Problem requirements:
The records that follow should be retyped word for word.
— START Data for this exercise —
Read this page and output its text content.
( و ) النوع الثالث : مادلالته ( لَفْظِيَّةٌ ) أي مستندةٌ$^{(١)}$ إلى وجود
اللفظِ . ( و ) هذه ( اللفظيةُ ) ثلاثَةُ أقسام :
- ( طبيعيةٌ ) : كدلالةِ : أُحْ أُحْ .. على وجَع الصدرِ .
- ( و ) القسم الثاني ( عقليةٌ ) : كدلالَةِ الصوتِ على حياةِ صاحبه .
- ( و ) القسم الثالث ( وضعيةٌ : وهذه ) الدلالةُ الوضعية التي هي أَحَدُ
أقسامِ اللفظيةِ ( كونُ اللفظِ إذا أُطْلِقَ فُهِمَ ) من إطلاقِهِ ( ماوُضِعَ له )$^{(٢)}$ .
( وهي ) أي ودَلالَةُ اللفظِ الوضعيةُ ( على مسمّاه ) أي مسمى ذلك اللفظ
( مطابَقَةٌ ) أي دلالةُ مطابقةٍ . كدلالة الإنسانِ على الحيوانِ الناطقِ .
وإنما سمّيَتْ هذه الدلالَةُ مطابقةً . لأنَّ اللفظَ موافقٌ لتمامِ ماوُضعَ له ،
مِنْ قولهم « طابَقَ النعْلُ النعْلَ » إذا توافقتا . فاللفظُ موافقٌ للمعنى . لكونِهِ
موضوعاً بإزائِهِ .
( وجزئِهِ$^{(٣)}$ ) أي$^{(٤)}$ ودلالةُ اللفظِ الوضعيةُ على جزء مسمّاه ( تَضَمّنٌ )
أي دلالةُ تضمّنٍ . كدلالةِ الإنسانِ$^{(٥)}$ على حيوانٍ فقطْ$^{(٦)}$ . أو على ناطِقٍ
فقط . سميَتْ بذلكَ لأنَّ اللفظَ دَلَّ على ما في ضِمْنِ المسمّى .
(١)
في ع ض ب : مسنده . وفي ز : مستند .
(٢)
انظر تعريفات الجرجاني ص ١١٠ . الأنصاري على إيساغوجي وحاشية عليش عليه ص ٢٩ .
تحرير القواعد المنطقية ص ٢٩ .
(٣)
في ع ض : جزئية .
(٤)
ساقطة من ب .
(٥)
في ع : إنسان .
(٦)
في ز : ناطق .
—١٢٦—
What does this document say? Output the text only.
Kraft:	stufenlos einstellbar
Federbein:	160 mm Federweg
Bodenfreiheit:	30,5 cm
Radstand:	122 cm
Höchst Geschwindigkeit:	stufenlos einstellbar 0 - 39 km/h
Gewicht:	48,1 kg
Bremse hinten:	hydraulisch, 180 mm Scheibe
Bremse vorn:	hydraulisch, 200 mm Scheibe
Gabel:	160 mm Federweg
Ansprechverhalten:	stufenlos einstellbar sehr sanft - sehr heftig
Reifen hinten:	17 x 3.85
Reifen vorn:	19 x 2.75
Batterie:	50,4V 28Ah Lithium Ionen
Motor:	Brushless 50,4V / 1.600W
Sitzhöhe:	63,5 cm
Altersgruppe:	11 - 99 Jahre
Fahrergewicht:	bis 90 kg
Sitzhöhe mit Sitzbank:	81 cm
— END Data for this exercise —
Solution to this problem:
Read this page and output its text content.
( و ) النوع الثالث : مادلالته ( لَفْظِيَّةٌ ) أي مستندةٌ$^{(١)}$ إلى وجود
اللفظِ . ( و ) هذه ( اللفظيةُ ) ثلاثَةُ أقسام :
- ( طبيعيةٌ ) : كدلالةِ : أُحْ أُحْ .. على وجَع الصدرِ .
- ( و ) القسم الثاني ( عقليةٌ ) : كدلالَةِ الصوتِ على حياةِ صاحبه .
- ( و ) القسم الثالث ( وضعيةٌ : وهذه ) الدلالةُ الوضعية التي هي أَحَدُ
أقسامِ اللفظيةِ ( كونُ اللفظِ إذا أُطْلِقَ فُهِمَ ) من إطلاقِهِ ( ماوُضِعَ له )$^{(٢)}$ .
( وهي ) أي ودَلالَةُ اللفظِ الوضعيةُ ( على مسمّاه ) أي مسمى ذلك اللفظ
( مطابَقَةٌ ) أي دلالةُ مطابقةٍ . كدلالة الإنسانِ على الحيوانِ الناطقِ .
وإنما سمّيَتْ هذه الدلالَةُ مطابقةً . لأنَّ اللفظَ موافقٌ لتمامِ ماوُضعَ له ،
مِنْ قولهم « طابَقَ النعْلُ النعْلَ » إذا توافقتا . فاللفظُ موافقٌ للمعنى . لكونِهِ
موضوعاً بإزائِهِ .
( وجزئِهِ$^{(٣)}$ ) أي$^{(٤)}$ ودلالةُ اللفظِ الوضعيةُ على جزء مسمّاه ( تَضَمّنٌ )
أي دلالةُ تضمّنٍ . كدلالةِ الإنسانِ$^{(٥)}$ على حيوانٍ فقطْ$^{(٦)}$ . أو على ناطِقٍ
فقط . سميَتْ بذلكَ لأنَّ اللفظَ دَلَّ على ما في ضِمْنِ المسمّى .
(١)
في ع ض ب : مسنده . وفي ز : مستند .
(٢)
انظر تعريفات الجرجاني ص ١١٠ . الأنصاري على إيساغوجي وحاشية عليش عليه ص ٢٩ .
تحرير القواعد المنطقية ص ٢٩ .
(٣)
في ع ض : جزئية .
(٤)
ساقطة من ب .
(٥)
في ع : إنسان .
(٦)
في ز : ناطق .
—١٢٦—
What does this document say? Output the text only.
Kraft:	stufenlos einstellbar
Federbein:	160 mm Federweg
Bodenfreiheit:	30,5 cm
Radstand:	122 cm
Höchst Geschwindigkeit:	stufenlos einstellbar 0 - 39 km/h
Gewicht:	48,1 kg
Bremse hinten:	hydraulisch, 180 mm Scheibe
Bremse vorn:	hydraulisch, 200 mm Scheibe
Gabel:	160 mm Federweg
Ansprechverhalten:	stufenlos einstellbar sehr sanft - sehr heftig
Reifen hinten:	17 x 3.85
Reifen vorn:	19 x 2.75
Batterie:	50,4V 28Ah Lithium Ionen
Motor:	Brushless 50,4V / 1.600W
Sitzhöhe:	63,5 cm
Altersgruppe:	11 - 99 Jahre
Fahrergewicht:	bis 90 kg
Sitzhöhe mit Sitzbank:	81 cm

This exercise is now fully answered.